§ **DESCRIPTION OF THE TASK**:
Reproduce every line below with "candle-body" substituted by "candlestick body" wherever it occurs, leaving all other text unchanged. Omit the pictures from the reproduced lines.

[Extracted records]
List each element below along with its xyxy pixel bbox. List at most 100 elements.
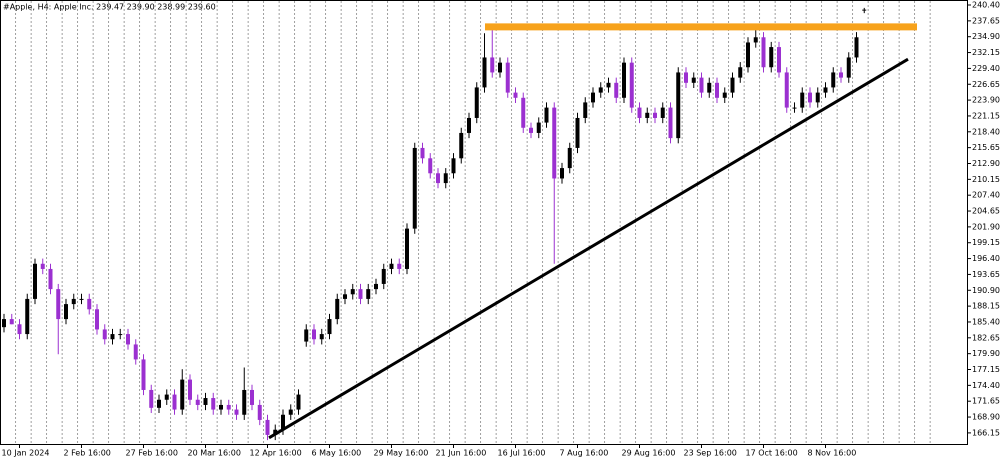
y-tick-label: 210.15: [972, 175, 1000, 184]
candle-body: [312, 329, 316, 340]
y-tick-label: 234.90: [972, 32, 1000, 41]
candle-body: [381, 268, 386, 284]
y-tick-label: 240.40: [972, 1, 1000, 10]
candle-body: [552, 107, 557, 179]
candle-body: [637, 107, 642, 118]
candle-body: [777, 47, 781, 73]
candle-body: [474, 87, 479, 118]
x-tick-label: 8 Nov 16:00: [808, 449, 857, 458]
y-tick-label: 193.65: [972, 270, 1000, 279]
candle-body: [629, 62, 634, 108]
y-tick-label: 218.40: [972, 127, 1000, 136]
candle-body: [653, 112, 657, 118]
candle-body: [56, 289, 61, 320]
candle-body: [676, 72, 681, 139]
candle-body: [397, 263, 402, 269]
candle-body: [149, 389, 154, 408]
y-tick-label: 201.90: [972, 222, 1000, 231]
candle-body: [358, 289, 363, 299]
candle-body: [622, 62, 626, 98]
candle-body: [296, 394, 301, 410]
candle-body: [560, 168, 564, 179]
candle-body: [48, 268, 53, 290]
candle-body: [699, 77, 704, 93]
candle-body: [141, 359, 146, 390]
y-tick-label: 185.40: [972, 317, 1000, 326]
candle-body: [660, 107, 665, 118]
candle-body: [118, 334, 123, 336]
candle-body: [854, 37, 859, 58]
candle-body: [823, 87, 828, 93]
candle-body: [304, 329, 309, 342]
candle-body: [219, 404, 223, 410]
candle-body: [420, 147, 425, 159]
y-tick-label: 204.65: [972, 207, 1000, 216]
candle-body: [95, 309, 99, 330]
x-tick-label: 29 Aug 16:00: [622, 449, 676, 458]
y-tick-label: 182.65: [972, 333, 1000, 342]
candle-body: [157, 399, 161, 408]
candle-body: [234, 409, 239, 415]
candle-body: [862, 9, 867, 11]
candle-body: [784, 72, 789, 108]
candle-body: [645, 112, 650, 118]
candle-body: [831, 72, 836, 88]
x-tick-label: 6 May 16:00: [312, 449, 362, 458]
candle-body: [730, 77, 735, 93]
candle-body: [405, 228, 409, 269]
candle-body: [808, 92, 812, 103]
candle-body: [498, 62, 502, 73]
candle-body: [102, 329, 107, 340]
y-tick-label: 226.65: [972, 80, 1000, 89]
candle-body: [800, 92, 805, 108]
candle-body: [366, 289, 371, 299]
x-tick-label: 17 Oct 16:00: [746, 449, 798, 458]
y-tick-label: 237.65: [972, 16, 1000, 25]
candle-body: [715, 82, 719, 98]
candle-body: [684, 72, 688, 83]
candle-body: [40, 263, 45, 269]
y-tick-label: 188.15: [972, 302, 1000, 311]
candle-body: [428, 158, 433, 174]
candle-body: [583, 102, 588, 118]
candle-body: [71, 298, 76, 305]
candle-body: [79, 298, 84, 300]
x-tick-label: 23 Sep 16:00: [684, 449, 737, 458]
candle-body: [412, 147, 417, 229]
x-tick-label: 16 Jul 16:00: [498, 449, 546, 458]
candle-body: [180, 379, 185, 410]
x-tick-label: 2 Feb 16:00: [64, 449, 111, 458]
y-tick-label: 199.15: [972, 238, 1000, 247]
candle-body: [242, 389, 247, 415]
candle-body: [521, 97, 526, 128]
candle-body: [467, 117, 471, 133]
candle-body: [746, 42, 750, 68]
candle-body: [319, 334, 324, 340]
chart-title: #Apple, H4: Apple Inc. 239.47 239.90 238…: [3, 3, 216, 12]
candle-body: [335, 298, 340, 320]
candle-body: [257, 404, 262, 420]
y-tick-label: 179.90: [972, 349, 1000, 358]
y-tick-label: 232.15: [972, 48, 1000, 57]
candle-body: [815, 92, 820, 103]
y-tick-label: 223.90: [972, 96, 1000, 105]
candle-body: [591, 92, 595, 103]
candle-body: [2, 319, 6, 328]
candle-body: [133, 344, 138, 360]
y-tick-label: 177.15: [972, 365, 1000, 374]
candle-body: [707, 82, 712, 93]
x-tick-label: 29 May 16:00: [374, 449, 429, 458]
candle-body: [172, 394, 177, 410]
candle-body: [567, 147, 572, 169]
trend-line: [268, 57, 909, 440]
candle-body: [9, 319, 14, 325]
candle-body: [505, 62, 510, 93]
candle-body: [188, 379, 192, 400]
candle-body: [614, 82, 619, 98]
candle-body: [343, 294, 347, 299]
candle-body: [536, 122, 541, 133]
candle-body: [226, 404, 231, 410]
candle-body: [575, 117, 580, 148]
x-tick-label: 7 Aug 16:00: [560, 449, 609, 458]
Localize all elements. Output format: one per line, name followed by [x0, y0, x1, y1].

§ **WRITTEN SOLUTION**:
List each element below along with its xyxy pixel bbox. List at most 100 elements.
y-tick-label: 210.15: [972, 175, 1000, 184]
candlestick body: [312, 329, 316, 340]
y-tick-label: 234.90: [972, 32, 1000, 41]
candlestick body: [381, 268, 386, 284]
y-tick-label: 240.40: [972, 1, 1000, 10]
candlestick body: [552, 107, 557, 179]
candlestick body: [637, 107, 642, 118]
candlestick body: [777, 47, 781, 73]
candlestick body: [474, 87, 479, 118]
x-tick-label: 8 Nov 16:00: [808, 449, 857, 458]
y-tick-label: 193.65: [972, 270, 1000, 279]
candlestick body: [629, 62, 634, 108]
y-tick-label: 218.40: [972, 127, 1000, 136]
candlestick body: [653, 112, 657, 118]
candlestick body: [56, 289, 61, 320]
candlestick body: [676, 72, 681, 139]
candlestick body: [397, 263, 402, 269]
candlestick body: [149, 389, 154, 408]
y-tick-label: 201.90: [972, 222, 1000, 231]
candlestick body: [358, 289, 363, 299]
candlestick body: [622, 62, 626, 98]
candlestick body: [296, 394, 301, 410]
candlestick body: [560, 168, 564, 179]
candlestick body: [48, 268, 53, 290]
candlestick body: [699, 77, 704, 93]
candlestick body: [141, 359, 146, 390]
y-tick-label: 185.40: [972, 317, 1000, 326]
candlestick body: [660, 107, 665, 118]
candlestick body: [118, 334, 123, 336]
candlestick body: [854, 37, 859, 58]
candlestick body: [823, 87, 828, 93]
candlestick body: [304, 329, 309, 342]
candlestick body: [219, 404, 223, 410]
candlestick body: [420, 147, 425, 159]
y-tick-label: 204.65: [972, 207, 1000, 216]
candlestick body: [95, 309, 99, 330]
x-tick-label: 29 Aug 16:00: [622, 449, 676, 458]
y-tick-label: 182.65: [972, 333, 1000, 342]
candlestick body: [157, 399, 161, 408]
candlestick body: [234, 409, 239, 415]
candlestick body: [862, 9, 867, 11]
candlestick body: [784, 72, 789, 108]
candlestick body: [645, 112, 650, 118]
candlestick body: [831, 72, 836, 88]
x-tick-label: 6 May 16:00: [312, 449, 362, 458]
candlestick body: [730, 77, 735, 93]
candlestick body: [405, 228, 409, 269]
candlestick body: [808, 92, 812, 103]
candlestick body: [498, 62, 502, 73]
candlestick body: [102, 329, 107, 340]
y-tick-label: 226.65: [972, 80, 1000, 89]
candlestick body: [800, 92, 805, 108]
candlestick body: [366, 289, 371, 299]
x-tick-label: 17 Oct 16:00: [746, 449, 798, 458]
y-tick-label: 237.65: [972, 16, 1000, 25]
candlestick body: [715, 82, 719, 98]
candlestick body: [684, 72, 688, 83]
candlestick body: [40, 263, 45, 269]
y-tick-label: 188.15: [972, 302, 1000, 311]
candlestick body: [428, 158, 433, 174]
candlestick body: [583, 102, 588, 118]
candlestick body: [71, 298, 76, 305]
candlestick body: [79, 298, 84, 300]
x-tick-label: 23 Sep 16:00: [684, 449, 737, 458]
candlestick body: [412, 147, 417, 229]
x-tick-label: 16 Jul 16:00: [498, 449, 546, 458]
candlestick body: [180, 379, 185, 410]
x-tick-label: 2 Feb 16:00: [64, 449, 111, 458]
y-tick-label: 199.15: [972, 238, 1000, 247]
candlestick body: [242, 389, 247, 415]
candlestick body: [521, 97, 526, 128]
candlestick body: [467, 117, 471, 133]
candlestick body: [746, 42, 750, 68]
candlestick body: [319, 334, 324, 340]
chart-title: #Apple, H4: Apple Inc. 239.47 239.90 238…: [3, 3, 216, 12]
candlestick body: [335, 298, 340, 320]
candlestick body: [257, 404, 262, 420]
y-tick-label: 179.90: [972, 349, 1000, 358]
y-tick-label: 232.15: [972, 48, 1000, 57]
candlestick body: [815, 92, 820, 103]
y-tick-label: 223.90: [972, 96, 1000, 105]
candlestick body: [591, 92, 595, 103]
candlestick body: [2, 319, 6, 328]
candlestick body: [133, 344, 138, 360]
y-tick-label: 177.15: [972, 365, 1000, 374]
candlestick body: [707, 82, 712, 93]
x-tick-label: 29 May 16:00: [374, 449, 429, 458]
candlestick body: [172, 394, 177, 410]
candlestick body: [567, 147, 572, 169]
trend-line: [268, 57, 909, 440]
candlestick body: [9, 319, 14, 325]
candlestick body: [505, 62, 510, 93]
candlestick body: [188, 379, 192, 400]
candlestick body: [614, 82, 619, 98]
candlestick body: [343, 294, 347, 299]
candlestick body: [536, 122, 541, 133]
candlestick body: [226, 404, 231, 410]
candlestick body: [575, 117, 580, 148]
x-tick-label: 7 Aug 16:00: [560, 449, 609, 458]
Localize all elements. Output format: one per line, name followed by [x0, y0, x1, y1].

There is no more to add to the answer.